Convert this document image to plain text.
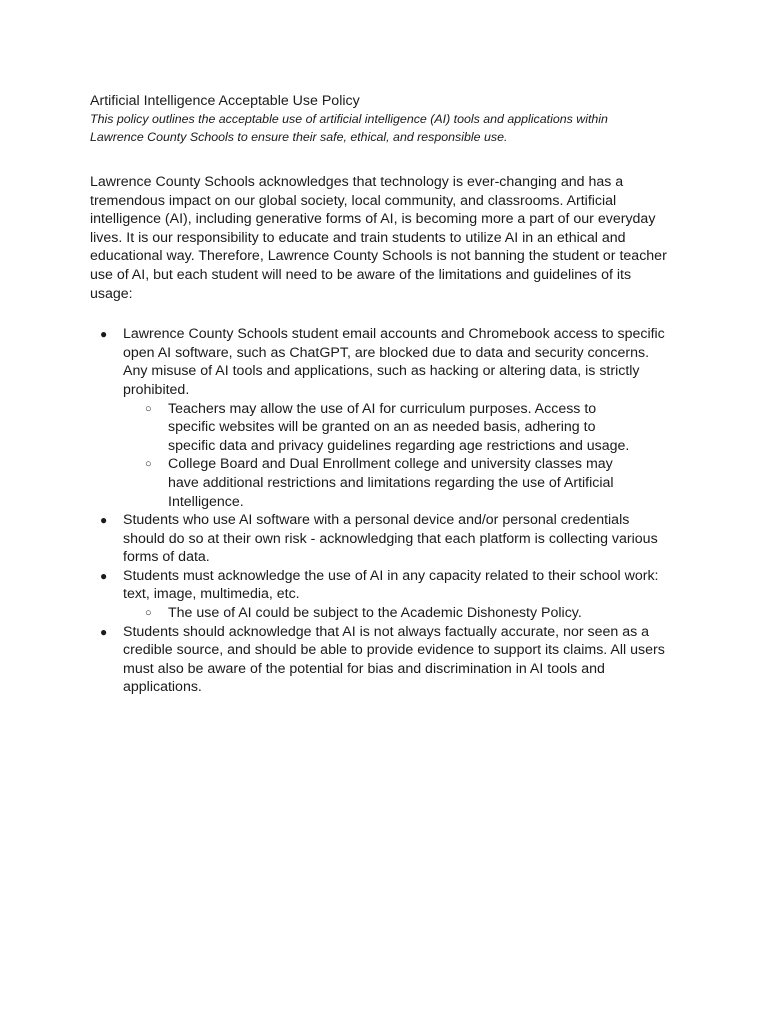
Artificial Intelligence Acceptable Use Policy

This policy outlines the acceptable use of artificial intelligence (AI) tools and applications within Lawrence County Schools to ensure their safe, ethical, and responsible use.

Lawrence County Schools acknowledges that technology is ever-changing and has a tremendous impact on our global society, local community, and classrooms. Artificial intelligence (AI), including generative forms of AI, is becoming more a part of our everyday lives. It is our responsibility to educate and train students to utilize AI in an ethical and educational way. Therefore, Lawrence County Schools is not banning the student or teacher use of AI, but each student will need to be aware of the limitations and guidelines of its usage:

● Lawrence County Schools student email accounts and Chromebook access to specific open AI software, such as ChatGPT, are blocked due to data and security concerns. Any misuse of AI tools and applications, such as hacking or altering data, is strictly prohibited.
○ Teachers may allow the use of AI for curriculum purposes. Access to specific websites will be granted on an as needed basis, adhering to specific data and privacy guidelines regarding age restrictions and usage.
○ College Board and Dual Enrollment college and university classes may have additional restrictions and limitations regarding the use of Artificial Intelligence.
● Students who use AI software with a personal device and/or personal credentials should do so at their own risk - acknowledging that each platform is collecting various forms of data.
● Students must acknowledge the use of AI in any capacity related to their school work: text, image, multimedia, etc.
○ The use of AI could be subject to the Academic Dishonesty Policy.
● Students should acknowledge that AI is not always factually accurate, nor seen as a credible source, and should be able to provide evidence to support its claims. All users must also be aware of the potential for bias and discrimination in AI tools and applications.
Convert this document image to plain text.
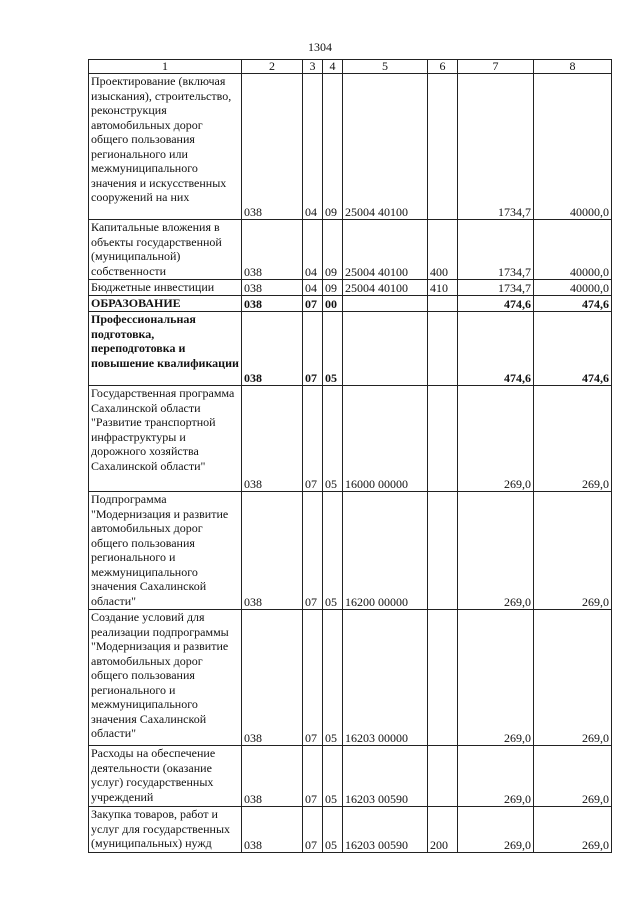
1304
1	2	3	4	5	6	7	8
Проектирование (включая изыскания), строительство, реконструкция автомобильных дорог общего пользования регионального или межмуниципального значения и искусственных сооружений на них	038	04	09	25004 40100		1734,7	40000,0
Капитальные вложения в объекты государственной (муниципальной) собственности	038	04	09	25004 40100	400	1734,7	40000,0
Бюджетные инвестиции	038	04	09	25004 40100	410	1734,7	40000,0
ОБРАЗОВАНИЕ	038	07	00			474,6	474,6
Профессиональная подготовка, переподготовка и повышение квалификации	038	07	05			474,6	474,6
Государственная программа Сахалинской области "Развитие транспортной инфраструктуры и дорожного хозяйства Сахалинской области"	038	07	05	16000 00000		269,0	269,0
Подпрограмма "Модернизация и развитие автомобильных дорог общего пользования регионального и межмуниципального значения Сахалинской области"	038	07	05	16200 00000		269,0	269,0
Создание условий для реализации подпрограммы "Модернизация и развитие автомобильных дорог общего пользования регионального и межмуниципального значения Сахалинской области"	038	07	05	16203 00000		269,0	269,0
Расходы на обеспечение деятельности (оказание услуг) государственных учреждений	038	07	05	16203 00590		269,0	269,0
Закупка товаров, работ и услуг для государственных (муниципальных) нужд	038	07	05	16203 00590	200	269,0	269,0
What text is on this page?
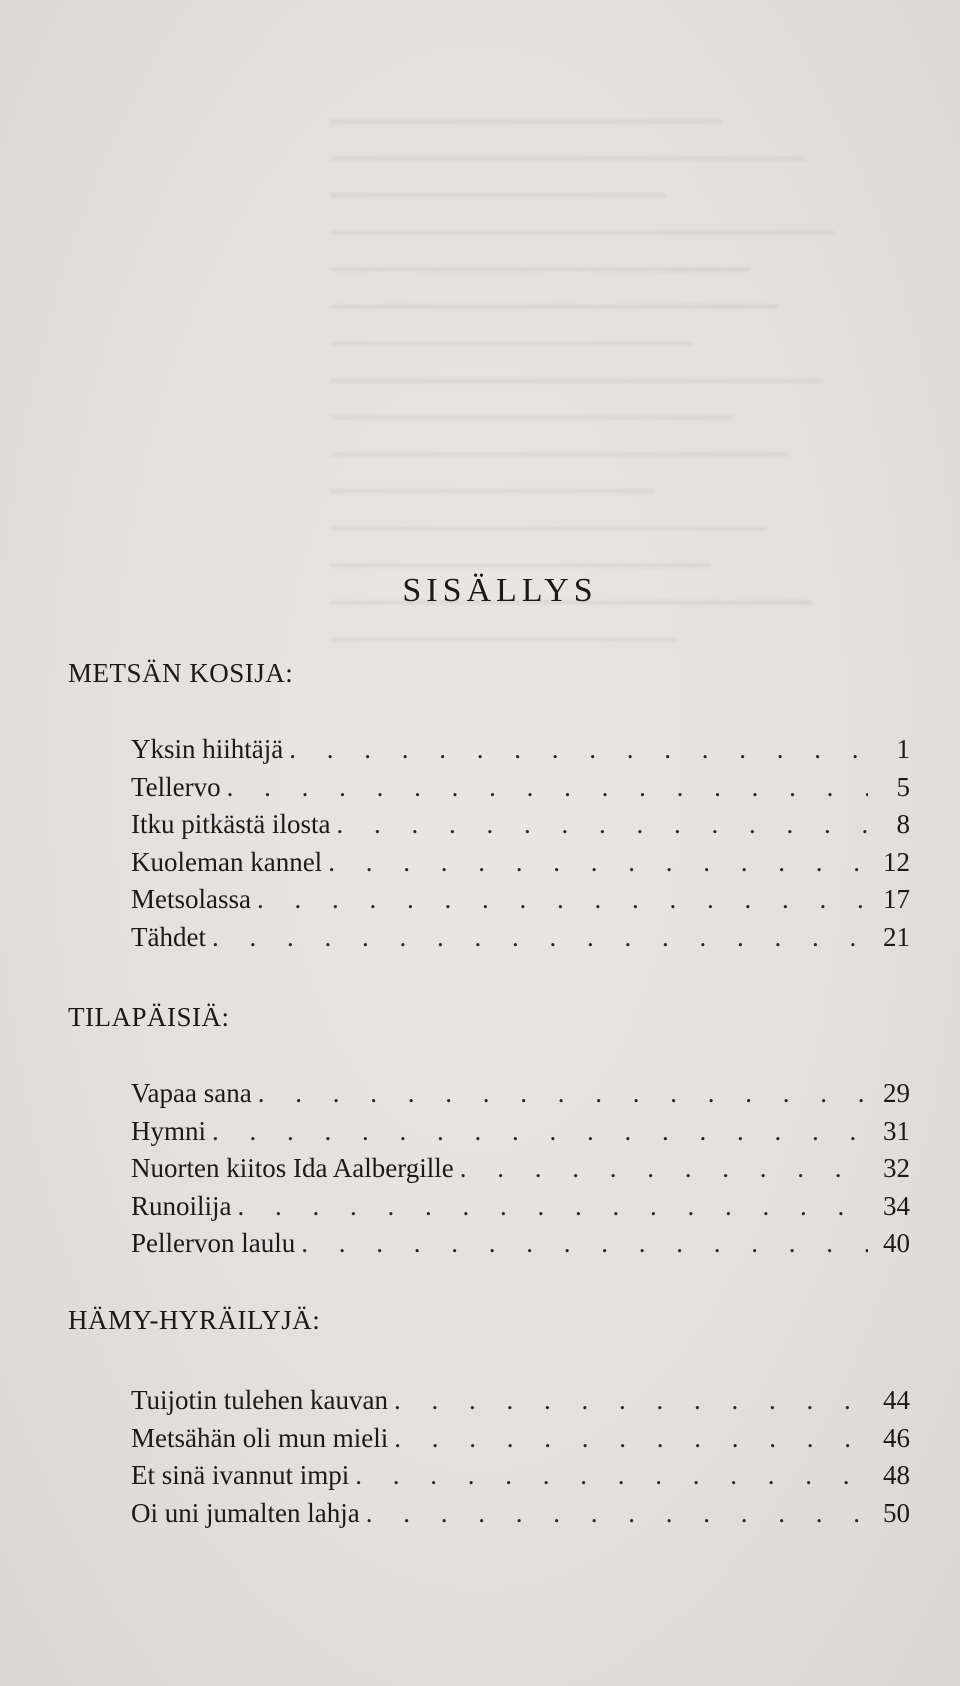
SISÄLLYS
METSÄN KOSIJA:
Yksin hiihtäjä . . .	1
Tellervo . . .	5
Itku pitkästä ilosta . . .	8
Kuoleman kannel . . .	12
Metsolassa . . .	17
Tähdet . . .	21
TILAPÄISIÄ:
Vapaa sana . . .	29
Hymni . . .	31
Nuorten kiitos Ida Aalbergille . . .	32
Runoilija . . .	34
Pellervon laulu . . .	40
HÄMY-HYRÄILYJÄ:
Tuijotin tulehen kauvan . . .	44
Metsähän oli mun mieli . . .	46
Et sinä ivannut impi . . .	48
Oi uni jumalten lahja . . .	50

※

# Short exercise:
Find all the lines containing "государственных" in the material, then copy them.

# Answer:
Расходы на обеспечение деятельности (оказание услуг) государственных учреждений	038	07	05	16203 00590		269,0	269,0
Закупка товаров, работ и услуг для государственных (муниципальных) нужд	038	07	05	16203 00590	200	269,0	269,0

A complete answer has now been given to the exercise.